[WHAT IS NEEDED] Reproduce the stretch from the start of the listing through the line containing "welcome-line: MATHKITS: [78, 485, 543, 578]", both ends included and requests kept as they are. Scale every bounding-box coordinate in the answers by 1.15, rounding to whole numbers with halves going up, and leave out the pictures.

[Stored data]
================================

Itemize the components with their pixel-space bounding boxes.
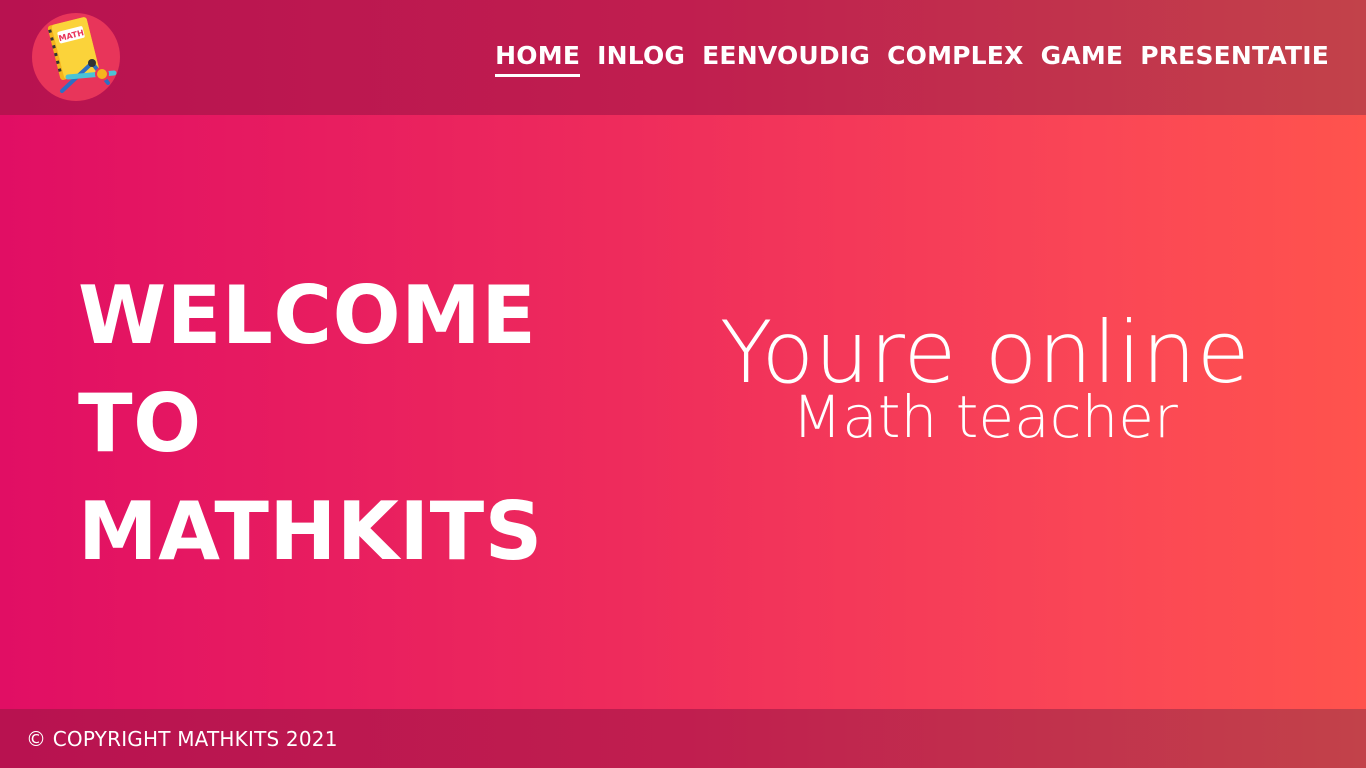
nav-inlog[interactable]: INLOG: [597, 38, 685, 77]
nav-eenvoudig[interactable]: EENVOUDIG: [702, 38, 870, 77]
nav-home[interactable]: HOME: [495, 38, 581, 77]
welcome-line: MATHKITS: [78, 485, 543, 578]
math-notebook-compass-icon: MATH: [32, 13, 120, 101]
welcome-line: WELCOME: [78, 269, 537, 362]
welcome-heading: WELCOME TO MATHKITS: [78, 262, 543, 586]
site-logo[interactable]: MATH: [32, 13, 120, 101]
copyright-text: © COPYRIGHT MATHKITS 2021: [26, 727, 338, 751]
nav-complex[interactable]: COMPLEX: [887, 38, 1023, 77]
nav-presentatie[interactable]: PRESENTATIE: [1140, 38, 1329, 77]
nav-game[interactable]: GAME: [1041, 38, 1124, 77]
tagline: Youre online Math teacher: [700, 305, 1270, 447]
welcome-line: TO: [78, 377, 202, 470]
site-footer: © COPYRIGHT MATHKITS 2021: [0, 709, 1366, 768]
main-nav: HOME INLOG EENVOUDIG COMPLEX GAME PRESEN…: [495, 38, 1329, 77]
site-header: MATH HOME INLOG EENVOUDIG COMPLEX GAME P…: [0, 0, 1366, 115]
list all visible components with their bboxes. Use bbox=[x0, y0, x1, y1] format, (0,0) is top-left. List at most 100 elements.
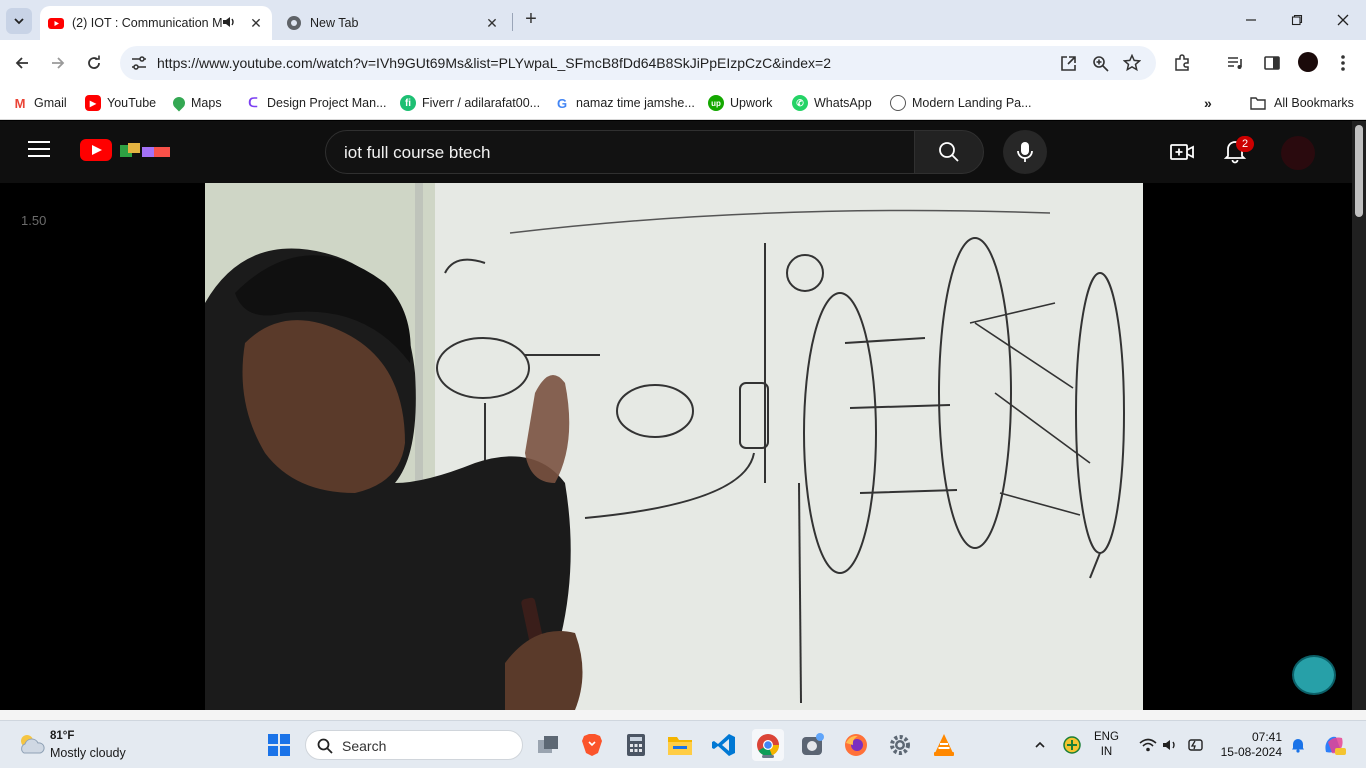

================================

[OUTPUT]
Itemize the components with their pixel-space bounding boxes.
nav-inlog[interactable]: INLOG: [687, 44, 788, 89]
nav-eenvoudig[interactable]: EENVOUDIG: [807, 44, 1001, 89]
nav-home[interactable]: HOME: [569, 44, 668, 89]
welcome-line: MATHKITS: [90, 558, 624, 665]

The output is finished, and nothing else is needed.